▶ Page extract:
════════════════

Antimicrobial Activity of Apidermin 2 from the Honeybee Apis mellifera

Insects 2022, 13(10), 958; https://doi.org/10.3390/insects13100958
by Bo-Yeon Kim 1, Yun-Hui Kim 1, Yong-Soo Choi 2, Man-Young Lee 2, Kwang-Sik Lee 1,* and Byung-Rae Jin 1,*
Reviewer 1: Anonymous
Reviewer 2: Anonymous
Insects 2022, 13(10), 958; https://doi.org/10.3390/insects13100958
Submission received: 8 August 2022 / Revised: 1 September 2022 / Accepted: 6 September 2022 / Published: 20 October 2022
(This article belongs to the Section Insect Molecular Biology and Genomics)

Round 1

Reviewer 1 Report

Dear authors,

I have gone through the whole manuscript thoroughly; your work is commendable covering relevant literature. It is an excellent piece of work, from this MS, the authors characterized the AmAPD 2 peptide from the honeybee and find out the antimicrobial potentiality of the peptide. However, the English language in the manuscript needs to recheck thoroughly so that the information and contents of the ms can be expressed adequately. I suggest the authors to re-write the abstract part and reconstruct a few sentences in the introduction part and the rest of the MS.

1.   In the simple summary section, the authors need to reconstruct the sentence in lines 23-24, “We found that AmAPD 2 has the 23 antimicrobial action of an antimicrobial peptide and induces structural damage by 24 binding to microbial cell walls”.

════════════════

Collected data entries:
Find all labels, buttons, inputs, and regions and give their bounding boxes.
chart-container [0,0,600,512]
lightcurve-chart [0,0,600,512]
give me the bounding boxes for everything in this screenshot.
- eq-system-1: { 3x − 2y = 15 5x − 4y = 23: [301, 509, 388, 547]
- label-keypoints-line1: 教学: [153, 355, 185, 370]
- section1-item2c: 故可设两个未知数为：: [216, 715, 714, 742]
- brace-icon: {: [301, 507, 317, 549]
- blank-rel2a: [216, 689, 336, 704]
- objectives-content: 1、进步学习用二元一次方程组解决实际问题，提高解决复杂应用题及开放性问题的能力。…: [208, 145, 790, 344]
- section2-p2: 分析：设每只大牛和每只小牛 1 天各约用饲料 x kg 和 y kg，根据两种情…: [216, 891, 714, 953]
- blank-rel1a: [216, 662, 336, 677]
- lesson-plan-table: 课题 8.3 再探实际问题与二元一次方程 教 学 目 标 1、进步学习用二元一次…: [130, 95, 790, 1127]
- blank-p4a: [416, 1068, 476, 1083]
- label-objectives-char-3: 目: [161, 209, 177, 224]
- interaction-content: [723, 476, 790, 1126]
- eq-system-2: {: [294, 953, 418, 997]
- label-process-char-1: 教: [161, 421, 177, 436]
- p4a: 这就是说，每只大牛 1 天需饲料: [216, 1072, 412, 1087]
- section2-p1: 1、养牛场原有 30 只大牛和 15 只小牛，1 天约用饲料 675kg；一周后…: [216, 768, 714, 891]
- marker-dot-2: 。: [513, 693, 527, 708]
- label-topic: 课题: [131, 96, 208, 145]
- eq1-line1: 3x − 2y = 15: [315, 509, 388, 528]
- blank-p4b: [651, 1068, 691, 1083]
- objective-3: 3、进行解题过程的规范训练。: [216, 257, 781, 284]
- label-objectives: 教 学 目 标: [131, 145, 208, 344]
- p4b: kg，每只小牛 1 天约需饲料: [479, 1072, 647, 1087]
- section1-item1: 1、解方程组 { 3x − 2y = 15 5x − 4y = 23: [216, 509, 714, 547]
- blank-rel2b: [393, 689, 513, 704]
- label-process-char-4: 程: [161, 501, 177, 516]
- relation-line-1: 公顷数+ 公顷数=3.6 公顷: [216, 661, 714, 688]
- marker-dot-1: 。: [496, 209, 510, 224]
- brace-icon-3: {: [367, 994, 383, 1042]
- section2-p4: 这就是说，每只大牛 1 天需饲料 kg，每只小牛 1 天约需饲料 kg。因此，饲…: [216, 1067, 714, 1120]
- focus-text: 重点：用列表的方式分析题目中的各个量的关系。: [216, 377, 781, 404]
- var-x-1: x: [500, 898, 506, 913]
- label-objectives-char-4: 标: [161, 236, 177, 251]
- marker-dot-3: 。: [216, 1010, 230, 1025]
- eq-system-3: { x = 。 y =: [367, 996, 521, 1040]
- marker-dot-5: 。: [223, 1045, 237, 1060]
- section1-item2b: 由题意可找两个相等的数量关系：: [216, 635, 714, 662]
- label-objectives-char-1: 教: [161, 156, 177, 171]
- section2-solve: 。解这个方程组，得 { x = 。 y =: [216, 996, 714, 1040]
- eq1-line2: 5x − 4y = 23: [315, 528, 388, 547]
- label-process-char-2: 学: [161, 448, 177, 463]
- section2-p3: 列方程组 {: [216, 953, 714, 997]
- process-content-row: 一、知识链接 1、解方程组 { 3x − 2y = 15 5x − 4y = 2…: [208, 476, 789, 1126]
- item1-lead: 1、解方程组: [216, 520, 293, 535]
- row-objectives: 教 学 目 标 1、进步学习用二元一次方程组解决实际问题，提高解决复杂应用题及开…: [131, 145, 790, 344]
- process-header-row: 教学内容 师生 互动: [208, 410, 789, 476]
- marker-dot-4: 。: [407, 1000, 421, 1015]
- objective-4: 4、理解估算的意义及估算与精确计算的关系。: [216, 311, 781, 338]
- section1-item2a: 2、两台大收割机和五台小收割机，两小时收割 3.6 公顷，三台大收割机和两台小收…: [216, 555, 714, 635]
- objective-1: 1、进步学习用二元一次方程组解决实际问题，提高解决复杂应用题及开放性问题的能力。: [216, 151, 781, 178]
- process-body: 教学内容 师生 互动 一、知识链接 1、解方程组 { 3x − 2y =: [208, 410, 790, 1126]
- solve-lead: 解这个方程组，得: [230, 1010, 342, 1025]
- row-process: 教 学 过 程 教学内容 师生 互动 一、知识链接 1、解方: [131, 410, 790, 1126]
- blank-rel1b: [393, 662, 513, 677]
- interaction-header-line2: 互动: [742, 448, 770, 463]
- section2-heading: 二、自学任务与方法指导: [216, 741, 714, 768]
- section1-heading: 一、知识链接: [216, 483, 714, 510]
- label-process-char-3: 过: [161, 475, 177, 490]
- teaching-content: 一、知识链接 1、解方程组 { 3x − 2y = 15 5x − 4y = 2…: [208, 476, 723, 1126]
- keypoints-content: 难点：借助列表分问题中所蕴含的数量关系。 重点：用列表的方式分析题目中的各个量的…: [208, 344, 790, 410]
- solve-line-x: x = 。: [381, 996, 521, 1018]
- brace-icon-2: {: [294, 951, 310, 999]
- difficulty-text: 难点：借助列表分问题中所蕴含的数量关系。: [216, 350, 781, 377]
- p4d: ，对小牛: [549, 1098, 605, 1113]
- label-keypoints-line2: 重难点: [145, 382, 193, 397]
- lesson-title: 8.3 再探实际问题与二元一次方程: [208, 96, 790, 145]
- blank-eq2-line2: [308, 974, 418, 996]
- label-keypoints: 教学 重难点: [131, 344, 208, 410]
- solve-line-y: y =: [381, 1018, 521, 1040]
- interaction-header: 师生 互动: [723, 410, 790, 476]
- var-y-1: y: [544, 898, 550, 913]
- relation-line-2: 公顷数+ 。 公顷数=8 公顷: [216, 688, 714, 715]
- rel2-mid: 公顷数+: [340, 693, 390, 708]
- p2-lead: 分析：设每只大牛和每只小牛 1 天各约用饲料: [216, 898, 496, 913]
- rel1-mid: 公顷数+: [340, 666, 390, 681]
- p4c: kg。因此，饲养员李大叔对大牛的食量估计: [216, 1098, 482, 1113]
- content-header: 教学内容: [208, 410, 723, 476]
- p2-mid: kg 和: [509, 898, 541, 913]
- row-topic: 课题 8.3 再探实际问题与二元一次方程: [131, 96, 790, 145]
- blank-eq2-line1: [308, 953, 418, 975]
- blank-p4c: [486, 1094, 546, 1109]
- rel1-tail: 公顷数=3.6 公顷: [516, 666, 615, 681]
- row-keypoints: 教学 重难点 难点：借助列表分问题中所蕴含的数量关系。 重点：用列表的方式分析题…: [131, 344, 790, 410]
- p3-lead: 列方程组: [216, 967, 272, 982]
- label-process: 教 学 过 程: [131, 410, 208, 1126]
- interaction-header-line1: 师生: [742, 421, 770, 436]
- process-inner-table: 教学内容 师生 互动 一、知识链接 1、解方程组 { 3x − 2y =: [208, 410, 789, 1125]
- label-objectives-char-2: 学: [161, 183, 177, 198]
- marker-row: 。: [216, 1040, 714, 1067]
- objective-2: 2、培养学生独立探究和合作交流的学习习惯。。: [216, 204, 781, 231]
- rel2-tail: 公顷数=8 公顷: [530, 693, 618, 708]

════════════════

▶ Work order 1:
On the apidermin 2 review page, what date is given for when the submission was received?
▶ Work order 2:
Pick up the apidermin 2 review page after its last sentence and continue writing it.
None of these rows is needed.

▶ Exercise output 1:
The submission was received on 8 August 2022.

▶ Exercise output 2:
2. Abstract and introduction parts sentence construction need to be improved for better understanding. E.g., Line no 53 “In honeybees, CP genes have been identified”.

 

 

Author Response

Reviewer 1

 

I have gone through the whole manuscript thoroughly; your work is commendable covering relevant literature. It is an excellent piece of work, from this MS, the authors characterized the AmAPD 2 peptide from the honeybee and find out the antimicrobial potentiality of the peptide. However, the English language in the manuscript needs to recheck thoroughly so that the information and contents of the ms can be expressed adequately. I suggest the authors to re-write the abstract part and reconstruct a few sentences in the introduction part and the rest of the MS.

  1. In the simple summary section, the authors need to reconstruct the sentence in lines 23-24, “We found that AmAPD 2 has the 23 antimicrobial action of an antimicrobial peptide and induces structural damage by 24 binding to microbial cell walls”.

Author’s response

We are very grateful for your valuable comments. According to reviewer #1’s comment, we revised it.

 

  1. Abstract and introduction parts sentence construction need to be improved for better understanding. E.g., Line no 53 “In honeybees, CP genes have been identified”.

Author’s response

We are very grateful for your valuable comments. According to reviewer #1’s comment, we revised it.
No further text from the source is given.